> THE EXERCISE: Could you extract every entry below and reproduce it exactly?
━━━ RECORDS PROVIDED ━━━
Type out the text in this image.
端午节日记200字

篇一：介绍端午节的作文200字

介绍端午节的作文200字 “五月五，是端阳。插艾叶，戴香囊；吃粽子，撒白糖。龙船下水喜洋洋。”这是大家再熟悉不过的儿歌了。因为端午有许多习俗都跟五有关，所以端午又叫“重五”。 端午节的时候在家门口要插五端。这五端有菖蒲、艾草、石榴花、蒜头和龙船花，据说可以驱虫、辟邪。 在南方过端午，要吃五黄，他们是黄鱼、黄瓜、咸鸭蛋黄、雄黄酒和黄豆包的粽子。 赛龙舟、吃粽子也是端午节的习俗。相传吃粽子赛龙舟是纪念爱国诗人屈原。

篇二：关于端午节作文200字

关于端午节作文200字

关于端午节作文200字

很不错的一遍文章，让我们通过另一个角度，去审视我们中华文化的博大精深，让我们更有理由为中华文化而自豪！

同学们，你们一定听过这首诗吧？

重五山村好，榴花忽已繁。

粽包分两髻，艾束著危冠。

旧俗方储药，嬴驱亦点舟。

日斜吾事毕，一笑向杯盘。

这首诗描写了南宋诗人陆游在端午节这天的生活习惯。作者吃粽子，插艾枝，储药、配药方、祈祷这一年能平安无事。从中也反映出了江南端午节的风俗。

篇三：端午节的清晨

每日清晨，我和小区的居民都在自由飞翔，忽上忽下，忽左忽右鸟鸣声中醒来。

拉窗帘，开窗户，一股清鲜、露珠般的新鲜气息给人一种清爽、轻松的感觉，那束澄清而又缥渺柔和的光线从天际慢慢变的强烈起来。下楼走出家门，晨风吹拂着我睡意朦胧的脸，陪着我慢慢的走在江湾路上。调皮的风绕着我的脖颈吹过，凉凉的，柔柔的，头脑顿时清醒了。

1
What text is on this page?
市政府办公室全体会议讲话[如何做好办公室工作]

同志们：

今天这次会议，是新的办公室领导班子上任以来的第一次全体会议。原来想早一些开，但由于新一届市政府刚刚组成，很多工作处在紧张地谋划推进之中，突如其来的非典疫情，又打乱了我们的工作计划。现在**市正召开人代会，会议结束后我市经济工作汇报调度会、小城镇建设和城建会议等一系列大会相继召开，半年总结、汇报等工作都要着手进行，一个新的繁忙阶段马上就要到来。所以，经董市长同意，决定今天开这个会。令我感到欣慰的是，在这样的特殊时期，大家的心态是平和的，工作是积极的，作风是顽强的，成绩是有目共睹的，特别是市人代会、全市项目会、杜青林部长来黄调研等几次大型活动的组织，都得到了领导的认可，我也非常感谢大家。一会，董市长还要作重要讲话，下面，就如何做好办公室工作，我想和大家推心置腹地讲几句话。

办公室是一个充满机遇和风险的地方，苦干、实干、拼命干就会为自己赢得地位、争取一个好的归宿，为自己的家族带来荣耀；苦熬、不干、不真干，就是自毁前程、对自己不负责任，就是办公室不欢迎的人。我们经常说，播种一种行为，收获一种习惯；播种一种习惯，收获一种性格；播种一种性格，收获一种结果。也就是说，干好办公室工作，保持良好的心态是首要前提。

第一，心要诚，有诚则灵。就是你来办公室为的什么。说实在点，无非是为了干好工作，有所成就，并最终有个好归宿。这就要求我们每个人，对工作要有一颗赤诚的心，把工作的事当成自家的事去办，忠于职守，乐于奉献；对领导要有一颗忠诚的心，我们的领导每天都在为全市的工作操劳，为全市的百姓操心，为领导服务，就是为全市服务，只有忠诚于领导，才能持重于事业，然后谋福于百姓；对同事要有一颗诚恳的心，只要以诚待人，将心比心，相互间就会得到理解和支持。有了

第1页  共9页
━━━
> OUTPUT:
Type out the text in this image.
端午节日记200字

篇一：介绍端午节的作文200字

介绍端午节的作文200字 “五月五，是端阳。插艾叶，戴香囊；吃粽子，撒白糖。龙船下水喜洋洋。”这是大家再熟悉不过的儿歌了。因为端午有许多习俗都跟五有关，所以端午又叫“重五”。 端午节的时候在家门口要插五端。这五端有菖蒲、艾草、石榴花、蒜头和龙船花，据说可以驱虫、辟邪。 在南方过端午，要吃五黄，他们是黄鱼、黄瓜、咸鸭蛋黄、雄黄酒和黄豆包的粽子。 赛龙舟、吃粽子也是端午节的习俗。相传吃粽子赛龙舟是纪念爱国诗人屈原。

篇二：关于端午节作文200字

关于端午节作文200字

关于端午节作文200字

很不错的一遍文章，让我们通过另一个角度，去审视我们中华文化的博大精深，让我们更有理由为中华文化而自豪！

同学们，你们一定听过这首诗吧？

重五山村好，榴花忽已繁。

粽包分两髻，艾束著危冠。

旧俗方储药，嬴驱亦点舟。

日斜吾事毕，一笑向杯盘。

这首诗描写了南宋诗人陆游在端午节这天的生活习惯。作者吃粽子，插艾枝，储药、配药方、祈祷这一年能平安无事。从中也反映出了江南端午节的风俗。

篇三：端午节的清晨

每日清晨，我和小区的居民都在自由飞翔，忽上忽下，忽左忽右鸟鸣声中醒来。

拉窗帘，开窗户，一股清鲜、露珠般的新鲜气息给人一种清爽、轻松的感觉，那束澄清而又缥渺柔和的光线从天际慢慢变的强烈起来。下楼走出家门，晨风吹拂着我睡意朦胧的脸，陪着我慢慢的走在江湾路上。调皮的风绕着我的脖颈吹过，凉凉的，柔柔的，头脑顿时清醒了。

1
What text is on this page?
市政府办公室全体会议讲话[如何做好办公室工作]

同志们：

今天这次会议，是新的办公室领导班子上任以来的第一次全体会议。原来想早一些开，但由于新一届市政府刚刚组成，很多工作处在紧张地谋划推进之中，突如其来的非典疫情，又打乱了我们的工作计划。现在**市正召开人代会，会议结束后我市经济工作汇报调度会、小城镇建设和城建会议等一系列大会相继召开，半年总结、汇报等工作都要着手进行，一个新的繁忙阶段马上就要到来。所以，经董市长同意，决定今天开这个会。令我感到欣慰的是，在这样的特殊时期，大家的心态是平和的，工作是积极的，作风是顽强的，成绩是有目共睹的，特别是市人代会、全市项目会、杜青林部长来黄调研等几次大型活动的组织，都得到了领导的认可，我也非常感谢大家。一会，董市长还要作重要讲话，下面，就如何做好办公室工作，我想和大家推心置腹地讲几句话。

办公室是一个充满机遇和风险的地方，苦干、实干、拼命干就会为自己赢得地位、争取一个好的归宿，为自己的家族带来荣耀；苦熬、不干、不真干，就是自毁前程、对自己不负责任，就是办公室不欢迎的人。我们经常说，播种一种行为，收获一种习惯；播种一种习惯，收获一种性格；播种一种性格，收获一种结果。也就是说，干好办公室工作，保持良好的心态是首要前提。

第一，心要诚，有诚则灵。就是你来办公室为的什么。说实在点，无非是为了干好工作，有所成就，并最终有个好归宿。这就要求我们每个人，对工作要有一颗赤诚的心，把工作的事当成自家的事去办，忠于职守，乐于奉献；对领导要有一颗忠诚的心，我们的领导每天都在为全市的工作操劳，为全市的百姓操心，为领导服务，就是为全市服务，只有忠诚于领导，才能持重于事业，然后谋福于百姓；对同事要有一颗诚恳的心，只要以诚待人，将心比心，相互间就会得到理解和支持。有了

第1页  共9页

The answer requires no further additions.